◆ Aim of the task: Give only the number of lines in the data that include the string "допустимой".

start Records to use

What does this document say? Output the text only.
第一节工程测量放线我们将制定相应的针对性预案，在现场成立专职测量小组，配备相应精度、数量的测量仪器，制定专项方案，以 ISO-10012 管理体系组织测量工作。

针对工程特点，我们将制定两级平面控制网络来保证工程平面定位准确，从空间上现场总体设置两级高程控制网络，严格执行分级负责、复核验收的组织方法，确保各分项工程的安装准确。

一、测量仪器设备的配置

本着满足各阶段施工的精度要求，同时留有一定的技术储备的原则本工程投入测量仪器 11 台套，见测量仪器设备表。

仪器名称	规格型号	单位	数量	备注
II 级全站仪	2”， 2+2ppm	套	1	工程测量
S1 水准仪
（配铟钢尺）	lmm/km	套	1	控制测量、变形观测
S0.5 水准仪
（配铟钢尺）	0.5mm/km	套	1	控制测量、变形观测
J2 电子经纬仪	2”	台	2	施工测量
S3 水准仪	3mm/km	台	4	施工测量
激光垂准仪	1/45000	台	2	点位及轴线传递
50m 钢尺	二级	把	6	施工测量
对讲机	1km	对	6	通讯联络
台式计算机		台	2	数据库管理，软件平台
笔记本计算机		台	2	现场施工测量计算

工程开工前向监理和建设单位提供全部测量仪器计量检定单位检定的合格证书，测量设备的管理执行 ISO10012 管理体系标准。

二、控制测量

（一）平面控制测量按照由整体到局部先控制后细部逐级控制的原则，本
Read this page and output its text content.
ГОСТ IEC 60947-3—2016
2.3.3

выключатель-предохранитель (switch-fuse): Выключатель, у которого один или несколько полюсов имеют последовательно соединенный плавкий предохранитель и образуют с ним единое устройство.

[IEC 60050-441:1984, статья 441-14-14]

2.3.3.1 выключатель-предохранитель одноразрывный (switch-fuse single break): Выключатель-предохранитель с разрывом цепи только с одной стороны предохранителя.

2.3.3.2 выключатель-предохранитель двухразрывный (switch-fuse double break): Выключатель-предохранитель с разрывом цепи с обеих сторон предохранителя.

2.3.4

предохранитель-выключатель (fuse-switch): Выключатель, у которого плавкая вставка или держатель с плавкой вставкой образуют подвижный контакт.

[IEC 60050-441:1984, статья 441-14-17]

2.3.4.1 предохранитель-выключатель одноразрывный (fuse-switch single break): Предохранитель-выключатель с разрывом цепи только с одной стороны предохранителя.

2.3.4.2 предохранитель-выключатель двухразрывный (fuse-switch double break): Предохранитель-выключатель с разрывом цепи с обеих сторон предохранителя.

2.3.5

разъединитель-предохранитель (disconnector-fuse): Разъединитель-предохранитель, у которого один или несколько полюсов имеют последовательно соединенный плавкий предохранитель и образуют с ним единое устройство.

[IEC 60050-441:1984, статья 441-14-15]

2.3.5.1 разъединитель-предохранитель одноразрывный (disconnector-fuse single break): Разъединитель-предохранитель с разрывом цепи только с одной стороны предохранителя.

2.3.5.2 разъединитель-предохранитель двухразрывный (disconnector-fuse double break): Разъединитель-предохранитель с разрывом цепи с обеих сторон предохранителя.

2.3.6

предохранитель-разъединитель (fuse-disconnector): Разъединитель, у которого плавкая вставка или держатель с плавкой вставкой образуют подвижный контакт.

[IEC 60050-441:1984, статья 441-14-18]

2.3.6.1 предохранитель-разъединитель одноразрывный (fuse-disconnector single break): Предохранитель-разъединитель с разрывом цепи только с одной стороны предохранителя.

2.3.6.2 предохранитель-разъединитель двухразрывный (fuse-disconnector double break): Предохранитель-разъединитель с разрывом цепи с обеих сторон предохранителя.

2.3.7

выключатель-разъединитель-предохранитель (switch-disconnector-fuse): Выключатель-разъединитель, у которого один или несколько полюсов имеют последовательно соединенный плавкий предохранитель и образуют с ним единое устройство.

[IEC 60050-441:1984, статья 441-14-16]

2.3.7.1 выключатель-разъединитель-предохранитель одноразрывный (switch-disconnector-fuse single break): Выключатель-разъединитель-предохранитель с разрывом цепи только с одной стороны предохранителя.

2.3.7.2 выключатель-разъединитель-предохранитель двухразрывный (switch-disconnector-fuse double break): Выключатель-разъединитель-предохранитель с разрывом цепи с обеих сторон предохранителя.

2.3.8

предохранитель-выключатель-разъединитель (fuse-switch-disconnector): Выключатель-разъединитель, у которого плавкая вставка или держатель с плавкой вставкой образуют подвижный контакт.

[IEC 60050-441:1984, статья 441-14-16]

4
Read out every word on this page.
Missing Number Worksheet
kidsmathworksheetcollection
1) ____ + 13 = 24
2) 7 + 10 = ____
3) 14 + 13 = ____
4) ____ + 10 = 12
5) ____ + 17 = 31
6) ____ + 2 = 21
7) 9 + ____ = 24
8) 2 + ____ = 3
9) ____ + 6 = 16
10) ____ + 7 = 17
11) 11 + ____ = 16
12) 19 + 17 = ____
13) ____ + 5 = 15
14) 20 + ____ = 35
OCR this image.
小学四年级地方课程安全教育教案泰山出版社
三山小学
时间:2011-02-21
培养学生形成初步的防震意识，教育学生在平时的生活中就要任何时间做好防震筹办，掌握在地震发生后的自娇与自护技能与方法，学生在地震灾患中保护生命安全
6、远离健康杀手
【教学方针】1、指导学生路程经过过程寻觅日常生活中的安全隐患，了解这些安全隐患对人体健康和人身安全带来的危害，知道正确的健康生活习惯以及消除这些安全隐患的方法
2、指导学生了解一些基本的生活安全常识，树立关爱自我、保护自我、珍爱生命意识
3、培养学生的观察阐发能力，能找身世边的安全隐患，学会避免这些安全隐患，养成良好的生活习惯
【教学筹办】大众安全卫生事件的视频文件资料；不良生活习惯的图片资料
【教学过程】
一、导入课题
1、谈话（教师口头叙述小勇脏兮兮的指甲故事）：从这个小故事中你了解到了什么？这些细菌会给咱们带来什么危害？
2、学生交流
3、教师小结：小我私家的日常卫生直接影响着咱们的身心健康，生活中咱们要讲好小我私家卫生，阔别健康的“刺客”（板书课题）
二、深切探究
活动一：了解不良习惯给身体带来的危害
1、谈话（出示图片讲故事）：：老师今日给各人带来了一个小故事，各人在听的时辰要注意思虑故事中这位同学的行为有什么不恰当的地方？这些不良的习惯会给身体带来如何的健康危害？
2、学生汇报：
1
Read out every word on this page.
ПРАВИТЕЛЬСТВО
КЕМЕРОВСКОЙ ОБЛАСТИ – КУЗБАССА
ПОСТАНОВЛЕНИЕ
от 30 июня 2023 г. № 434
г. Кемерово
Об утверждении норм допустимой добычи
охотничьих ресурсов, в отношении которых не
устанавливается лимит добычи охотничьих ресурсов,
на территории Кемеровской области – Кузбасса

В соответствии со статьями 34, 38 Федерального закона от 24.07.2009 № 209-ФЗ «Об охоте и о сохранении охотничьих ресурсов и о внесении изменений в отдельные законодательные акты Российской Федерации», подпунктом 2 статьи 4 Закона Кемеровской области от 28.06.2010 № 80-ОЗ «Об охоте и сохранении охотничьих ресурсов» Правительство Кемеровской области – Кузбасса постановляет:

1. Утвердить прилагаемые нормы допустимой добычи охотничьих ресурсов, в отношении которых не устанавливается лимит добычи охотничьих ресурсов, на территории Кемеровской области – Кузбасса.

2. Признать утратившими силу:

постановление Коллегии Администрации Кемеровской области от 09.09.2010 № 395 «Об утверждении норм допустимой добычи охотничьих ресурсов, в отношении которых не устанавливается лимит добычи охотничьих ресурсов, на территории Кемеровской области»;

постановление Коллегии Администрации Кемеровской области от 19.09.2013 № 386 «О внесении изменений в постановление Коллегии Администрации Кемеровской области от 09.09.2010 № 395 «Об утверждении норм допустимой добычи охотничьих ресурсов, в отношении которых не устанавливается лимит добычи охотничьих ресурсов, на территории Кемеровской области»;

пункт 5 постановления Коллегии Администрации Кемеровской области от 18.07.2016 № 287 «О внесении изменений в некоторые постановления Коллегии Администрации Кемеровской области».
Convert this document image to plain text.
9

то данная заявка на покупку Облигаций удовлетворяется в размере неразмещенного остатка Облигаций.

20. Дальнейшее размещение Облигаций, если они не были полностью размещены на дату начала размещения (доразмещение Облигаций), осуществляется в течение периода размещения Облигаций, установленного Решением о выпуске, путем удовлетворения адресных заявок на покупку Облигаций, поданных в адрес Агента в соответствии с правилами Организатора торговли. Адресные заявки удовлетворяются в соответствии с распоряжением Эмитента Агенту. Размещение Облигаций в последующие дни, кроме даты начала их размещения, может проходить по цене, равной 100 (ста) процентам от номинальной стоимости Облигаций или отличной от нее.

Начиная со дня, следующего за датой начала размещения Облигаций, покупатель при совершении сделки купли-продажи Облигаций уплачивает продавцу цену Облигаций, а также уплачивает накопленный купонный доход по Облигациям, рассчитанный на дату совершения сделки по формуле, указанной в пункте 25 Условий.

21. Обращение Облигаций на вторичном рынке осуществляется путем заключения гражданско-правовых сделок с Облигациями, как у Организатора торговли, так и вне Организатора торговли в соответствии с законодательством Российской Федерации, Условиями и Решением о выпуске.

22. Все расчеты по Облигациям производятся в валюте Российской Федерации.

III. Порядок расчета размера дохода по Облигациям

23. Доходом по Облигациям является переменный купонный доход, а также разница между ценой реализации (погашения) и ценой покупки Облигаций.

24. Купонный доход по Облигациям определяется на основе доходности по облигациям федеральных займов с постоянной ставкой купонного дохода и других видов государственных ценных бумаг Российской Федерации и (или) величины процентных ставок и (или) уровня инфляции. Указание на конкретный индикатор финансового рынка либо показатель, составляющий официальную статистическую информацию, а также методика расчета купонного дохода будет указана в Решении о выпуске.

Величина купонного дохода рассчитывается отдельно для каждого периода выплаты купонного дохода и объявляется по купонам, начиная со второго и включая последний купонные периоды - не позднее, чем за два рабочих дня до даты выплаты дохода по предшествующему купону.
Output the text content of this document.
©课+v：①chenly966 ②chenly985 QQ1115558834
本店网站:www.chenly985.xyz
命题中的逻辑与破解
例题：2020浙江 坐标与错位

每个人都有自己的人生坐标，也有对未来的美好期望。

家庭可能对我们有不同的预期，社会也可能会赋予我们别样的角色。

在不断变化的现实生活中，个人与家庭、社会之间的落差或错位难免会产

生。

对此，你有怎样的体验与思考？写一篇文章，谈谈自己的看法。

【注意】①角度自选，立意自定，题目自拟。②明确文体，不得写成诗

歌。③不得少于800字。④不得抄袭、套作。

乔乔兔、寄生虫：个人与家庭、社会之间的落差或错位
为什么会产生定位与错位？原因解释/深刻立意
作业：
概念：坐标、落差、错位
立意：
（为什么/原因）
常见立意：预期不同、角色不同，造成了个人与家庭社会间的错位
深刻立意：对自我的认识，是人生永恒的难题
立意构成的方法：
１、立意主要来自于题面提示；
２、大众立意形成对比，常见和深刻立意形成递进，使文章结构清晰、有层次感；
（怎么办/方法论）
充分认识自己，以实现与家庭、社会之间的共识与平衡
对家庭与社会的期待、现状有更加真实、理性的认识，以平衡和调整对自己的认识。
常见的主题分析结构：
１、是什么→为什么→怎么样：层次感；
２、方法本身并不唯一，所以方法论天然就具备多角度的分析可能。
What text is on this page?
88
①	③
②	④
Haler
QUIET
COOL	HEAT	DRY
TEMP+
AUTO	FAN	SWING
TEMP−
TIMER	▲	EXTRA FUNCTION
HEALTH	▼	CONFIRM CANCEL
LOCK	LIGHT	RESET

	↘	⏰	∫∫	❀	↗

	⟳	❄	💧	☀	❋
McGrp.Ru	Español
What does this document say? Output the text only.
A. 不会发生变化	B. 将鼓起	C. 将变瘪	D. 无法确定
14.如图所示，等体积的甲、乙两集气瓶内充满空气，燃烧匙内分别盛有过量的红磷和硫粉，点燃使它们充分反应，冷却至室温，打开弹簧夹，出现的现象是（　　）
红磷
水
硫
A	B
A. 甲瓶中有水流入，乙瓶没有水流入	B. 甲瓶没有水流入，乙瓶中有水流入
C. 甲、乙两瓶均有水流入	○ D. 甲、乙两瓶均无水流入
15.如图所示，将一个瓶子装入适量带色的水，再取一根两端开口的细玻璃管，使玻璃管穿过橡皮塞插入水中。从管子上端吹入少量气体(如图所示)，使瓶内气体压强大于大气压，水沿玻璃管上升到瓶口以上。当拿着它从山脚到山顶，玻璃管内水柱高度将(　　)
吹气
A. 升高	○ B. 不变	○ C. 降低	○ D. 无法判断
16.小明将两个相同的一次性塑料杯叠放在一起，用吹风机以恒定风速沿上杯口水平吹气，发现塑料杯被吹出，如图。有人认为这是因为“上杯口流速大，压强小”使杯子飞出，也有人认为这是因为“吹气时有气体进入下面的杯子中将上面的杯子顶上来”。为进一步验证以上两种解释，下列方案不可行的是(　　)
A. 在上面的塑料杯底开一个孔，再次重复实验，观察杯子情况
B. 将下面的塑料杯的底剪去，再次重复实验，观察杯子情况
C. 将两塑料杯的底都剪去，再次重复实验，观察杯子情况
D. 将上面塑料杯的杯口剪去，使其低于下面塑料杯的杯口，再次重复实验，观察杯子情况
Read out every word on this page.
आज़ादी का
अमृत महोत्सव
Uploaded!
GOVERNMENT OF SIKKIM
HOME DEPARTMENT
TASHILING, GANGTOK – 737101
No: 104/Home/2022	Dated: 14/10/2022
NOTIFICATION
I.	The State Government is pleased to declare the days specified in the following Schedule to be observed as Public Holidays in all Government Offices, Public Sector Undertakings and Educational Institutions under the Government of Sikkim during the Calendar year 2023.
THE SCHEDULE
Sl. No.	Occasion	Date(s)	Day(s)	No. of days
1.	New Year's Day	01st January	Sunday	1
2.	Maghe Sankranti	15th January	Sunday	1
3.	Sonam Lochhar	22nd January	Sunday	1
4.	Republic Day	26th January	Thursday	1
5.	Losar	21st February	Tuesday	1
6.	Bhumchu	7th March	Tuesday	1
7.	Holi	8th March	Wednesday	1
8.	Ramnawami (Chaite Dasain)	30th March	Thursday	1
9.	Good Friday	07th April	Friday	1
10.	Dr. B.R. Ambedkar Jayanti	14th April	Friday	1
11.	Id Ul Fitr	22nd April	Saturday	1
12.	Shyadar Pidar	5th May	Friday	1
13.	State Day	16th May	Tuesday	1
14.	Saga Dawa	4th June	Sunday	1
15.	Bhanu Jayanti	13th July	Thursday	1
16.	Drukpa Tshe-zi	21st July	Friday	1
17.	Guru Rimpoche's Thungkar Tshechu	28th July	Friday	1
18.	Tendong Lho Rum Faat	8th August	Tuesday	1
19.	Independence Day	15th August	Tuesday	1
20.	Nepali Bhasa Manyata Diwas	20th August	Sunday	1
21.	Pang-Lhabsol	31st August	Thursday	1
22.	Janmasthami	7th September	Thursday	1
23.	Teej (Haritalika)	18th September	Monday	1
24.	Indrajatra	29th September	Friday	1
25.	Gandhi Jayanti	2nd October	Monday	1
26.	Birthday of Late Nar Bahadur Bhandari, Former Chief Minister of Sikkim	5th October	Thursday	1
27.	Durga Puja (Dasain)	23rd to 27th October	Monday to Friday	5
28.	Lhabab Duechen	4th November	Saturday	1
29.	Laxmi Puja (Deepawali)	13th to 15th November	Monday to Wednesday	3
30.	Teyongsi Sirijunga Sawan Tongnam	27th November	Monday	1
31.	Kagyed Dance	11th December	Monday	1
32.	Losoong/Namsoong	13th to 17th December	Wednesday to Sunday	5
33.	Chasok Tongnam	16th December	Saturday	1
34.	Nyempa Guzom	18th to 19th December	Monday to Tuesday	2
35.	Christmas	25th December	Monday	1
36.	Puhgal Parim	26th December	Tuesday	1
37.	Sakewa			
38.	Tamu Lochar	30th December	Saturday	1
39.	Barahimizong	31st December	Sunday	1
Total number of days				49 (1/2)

end Records to use

◆ Answer below: 4